(Dataset items)
──────────

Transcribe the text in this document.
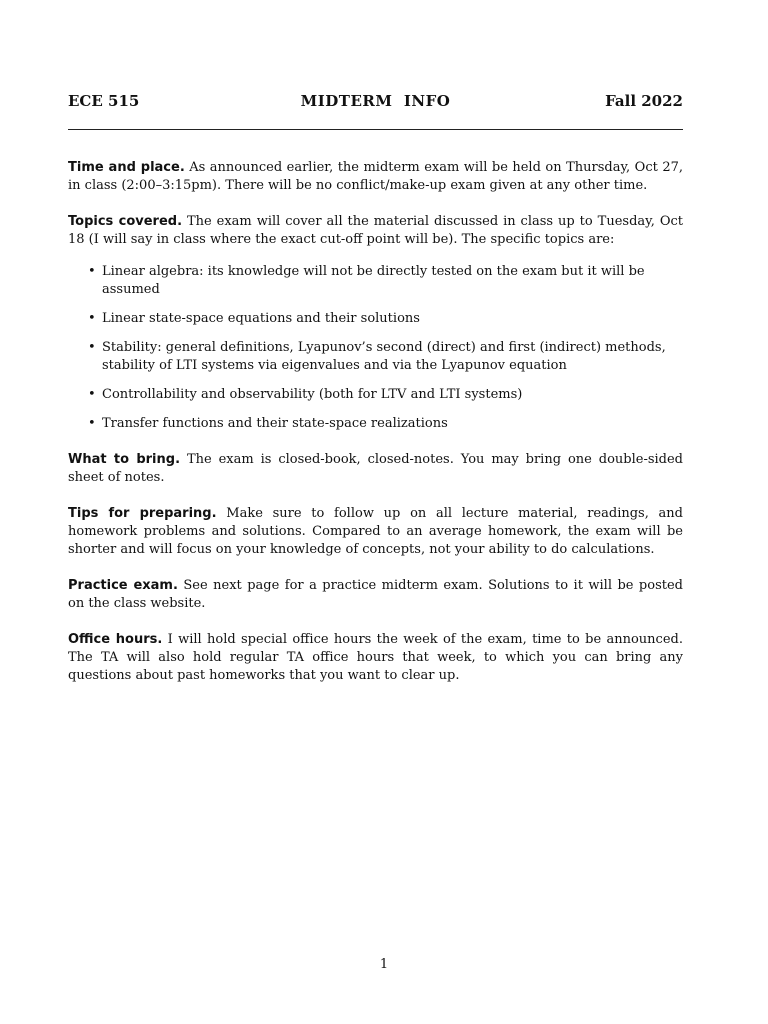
ECE 515	MIDTERM  INFO	Fall 2022

Time and place. As announced earlier, the midterm exam will be held on Thursday, Oct 27, in class (2:00–3:15pm). There will be no conflict/make-up exam given at any other time.

Topics covered. The exam will cover all the material discussed in class up to Tuesday, Oct 18 (I will say in class where the exact cut-off point will be). The specific topics are:

• Linear algebra: its knowledge will not be directly tested on the exam but it will be assumed
• Linear state-space equations and their solutions
• Stability: general definitions, Lyapunov’s second (direct) and first (indirect) methods, stability of LTI systems via eigenvalues and via the Lyapunov equation
• Controllability and observability (both for LTV and LTI systems)
• Transfer functions and their state-space realizations

What to bring. The exam is closed-book, closed-notes. You may bring one double-sided sheet of notes.

Tips for preparing. Make sure to follow up on all lecture material, readings, and homework problems and solutions. Compared to an average homework, the exam will be shorter and will focus on your knowledge of concepts, not your ability to do calculations.

Practice exam. See next page for a practice midterm exam. Solutions to it will be posted on the class website.

Office hours. I will hold special office hours the week of the exam, time to be announced. The TA will also hold regular TA office hours that week, to which you can bring any questions about past homeworks that you want to clear up.

1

──────────

What you are asked to do: Return each line from the material above exactly, but not the pictures.

Response to the exercise:
Transcribe the text in this document.
ECE 515	MIDTERM  INFO	Fall 2022

Time and place. As announced earlier, the midterm exam will be held on Thursday, Oct 27, in class (2:00–3:15pm). There will be no conflict/make-up exam given at any other time.

Topics covered. The exam will cover all the material discussed in class up to Tuesday, Oct 18 (I will say in class where the exact cut-off point will be). The specific topics are:

• Linear algebra: its knowledge will not be directly tested on the exam but it will be assumed
• Linear state-space equations and their solutions
• Stability: general definitions, Lyapunov’s second (direct) and first (indirect) methods, stability of LTI systems via eigenvalues and via the Lyapunov equation
• Controllability and observability (both for LTV and LTI systems)
• Transfer functions and their state-space realizations

What to bring. The exam is closed-book, closed-notes. You may bring one double-sided sheet of notes.

Tips for preparing. Make sure to follow up on all lecture material, readings, and homework problems and solutions. Compared to an average homework, the exam will be shorter and will focus on your knowledge of concepts, not your ability to do calculations.

Practice exam. See next page for a practice midterm exam. Solutions to it will be posted on the class website.

Office hours. I will hold special office hours the week of the exam, time to be announced. The TA will also hold regular TA office hours that week, to which you can bring any questions about past homeworks that you want to clear up.

1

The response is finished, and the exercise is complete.